▶ [Stored items from a collection]:
+ + + + +

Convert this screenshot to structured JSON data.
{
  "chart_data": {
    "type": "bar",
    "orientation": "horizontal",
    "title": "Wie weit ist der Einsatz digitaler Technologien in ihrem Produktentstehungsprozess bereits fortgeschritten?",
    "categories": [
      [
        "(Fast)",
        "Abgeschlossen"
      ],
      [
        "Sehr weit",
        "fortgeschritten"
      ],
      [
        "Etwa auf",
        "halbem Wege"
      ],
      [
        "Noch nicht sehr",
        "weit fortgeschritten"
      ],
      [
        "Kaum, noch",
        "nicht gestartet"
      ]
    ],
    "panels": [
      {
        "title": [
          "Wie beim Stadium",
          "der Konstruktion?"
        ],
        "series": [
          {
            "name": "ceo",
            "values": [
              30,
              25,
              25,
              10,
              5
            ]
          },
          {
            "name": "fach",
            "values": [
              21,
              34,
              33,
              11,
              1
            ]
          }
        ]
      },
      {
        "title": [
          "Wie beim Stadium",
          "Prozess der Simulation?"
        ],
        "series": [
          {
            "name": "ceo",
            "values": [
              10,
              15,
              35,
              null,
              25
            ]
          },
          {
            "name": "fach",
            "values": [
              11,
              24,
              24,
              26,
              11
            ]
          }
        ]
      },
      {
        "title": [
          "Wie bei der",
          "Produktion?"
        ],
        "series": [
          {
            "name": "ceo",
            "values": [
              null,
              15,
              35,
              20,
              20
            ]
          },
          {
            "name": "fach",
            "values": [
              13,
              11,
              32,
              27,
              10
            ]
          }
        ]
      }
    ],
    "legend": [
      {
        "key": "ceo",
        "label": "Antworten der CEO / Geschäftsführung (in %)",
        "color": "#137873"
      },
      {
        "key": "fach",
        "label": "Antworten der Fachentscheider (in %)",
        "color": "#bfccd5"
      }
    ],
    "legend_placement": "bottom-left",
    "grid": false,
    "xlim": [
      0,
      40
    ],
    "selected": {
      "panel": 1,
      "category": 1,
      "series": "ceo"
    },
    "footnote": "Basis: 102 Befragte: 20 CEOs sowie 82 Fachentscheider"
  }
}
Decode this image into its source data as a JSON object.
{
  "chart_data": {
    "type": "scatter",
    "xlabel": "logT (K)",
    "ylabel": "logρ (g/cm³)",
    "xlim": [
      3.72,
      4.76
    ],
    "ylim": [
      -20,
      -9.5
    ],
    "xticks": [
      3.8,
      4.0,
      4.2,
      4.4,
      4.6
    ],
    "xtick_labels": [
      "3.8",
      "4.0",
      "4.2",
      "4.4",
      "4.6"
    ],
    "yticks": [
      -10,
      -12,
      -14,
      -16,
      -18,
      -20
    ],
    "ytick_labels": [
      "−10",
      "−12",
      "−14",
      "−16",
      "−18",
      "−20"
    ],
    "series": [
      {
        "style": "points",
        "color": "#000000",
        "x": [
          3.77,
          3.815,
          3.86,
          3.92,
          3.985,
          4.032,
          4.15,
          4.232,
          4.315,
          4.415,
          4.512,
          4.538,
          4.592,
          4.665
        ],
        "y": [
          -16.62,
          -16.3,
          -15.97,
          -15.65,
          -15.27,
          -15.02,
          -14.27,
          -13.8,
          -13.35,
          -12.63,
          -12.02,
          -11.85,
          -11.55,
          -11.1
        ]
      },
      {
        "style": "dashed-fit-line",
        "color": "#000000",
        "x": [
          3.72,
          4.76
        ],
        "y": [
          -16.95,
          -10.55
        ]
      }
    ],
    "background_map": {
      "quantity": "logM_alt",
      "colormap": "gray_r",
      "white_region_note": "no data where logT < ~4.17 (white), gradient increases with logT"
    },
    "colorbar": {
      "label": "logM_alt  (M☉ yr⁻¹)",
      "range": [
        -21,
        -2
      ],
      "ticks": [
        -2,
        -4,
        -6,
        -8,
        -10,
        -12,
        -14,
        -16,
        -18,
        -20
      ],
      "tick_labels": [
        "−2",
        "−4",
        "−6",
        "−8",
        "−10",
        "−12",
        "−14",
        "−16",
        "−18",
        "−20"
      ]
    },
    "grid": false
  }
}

+ + + + +

▶ [Required task]:
Repeat only the stretch of lines that opens with the line containing "Decode this image" and closes with the final line of the entries, both included, exactly as written.

▶ [Expected answer]:
Decode this image into its source data as a JSON object.
{
  "chart_data": {
    "type": "scatter",
    "xlabel": "logT (K)",
    "ylabel": "logρ (g/cm³)",
    "xlim": [
      3.72,
      4.76
    ],
    "ylim": [
      -20,
      -9.5
    ],
    "xticks": [
      3.8,
      4.0,
      4.2,
      4.4,
      4.6
    ],
    "xtick_labels": [
      "3.8",
      "4.0",
      "4.2",
      "4.4",
      "4.6"
    ],
    "yticks": [
      -10,
      -12,
      -14,
      -16,
      -18,
      -20
    ],
    "ytick_labels": [
      "−10",
      "−12",
      "−14",
      "−16",
      "−18",
      "−20"
    ],
    "series": [
      {
        "style": "points",
        "color": "#000000",
        "x": [
          3.77,
          3.815,
          3.86,
          3.92,
          3.985,
          4.032,
          4.15,
          4.232,
          4.315,
          4.415,
          4.512,
          4.538,
          4.592,
          4.665
        ],
        "y": [
          -16.62,
          -16.3,
          -15.97,
          -15.65,
          -15.27,
          -15.02,
          -14.27,
          -13.8,
          -13.35,
          -12.63,
          -12.02,
          -11.85,
          -11.55,
          -11.1
        ]
      },
      {
        "style": "dashed-fit-line",
        "color": "#000000",
        "x": [
          3.72,
          4.76
        ],
        "y": [
          -16.95,
          -10.55
        ]
      }
    ],
    "background_map": {
      "quantity": "logM_alt",
      "colormap": "gray_r",
      "white_region_note": "no data where logT < ~4.17 (white), gradient increases with logT"
    },
    "colorbar": {
      "label": "logM_alt  (M☉ yr⁻¹)",
      "range": [
        -21,
        -2
      ],
      "ticks": [
        -2,
        -4,
        -6,
        -8,
        -10,
        -12,
        -14,
        -16,
        -18,
        -20
      ],
      "tick_labels": [
        "−2",
        "−4",
        "−6",
        "−8",
        "−10",
        "−12",
        "−14",
        "−16",
        "−18",
        "−20"
      ]
    },
    "grid": false
  }
}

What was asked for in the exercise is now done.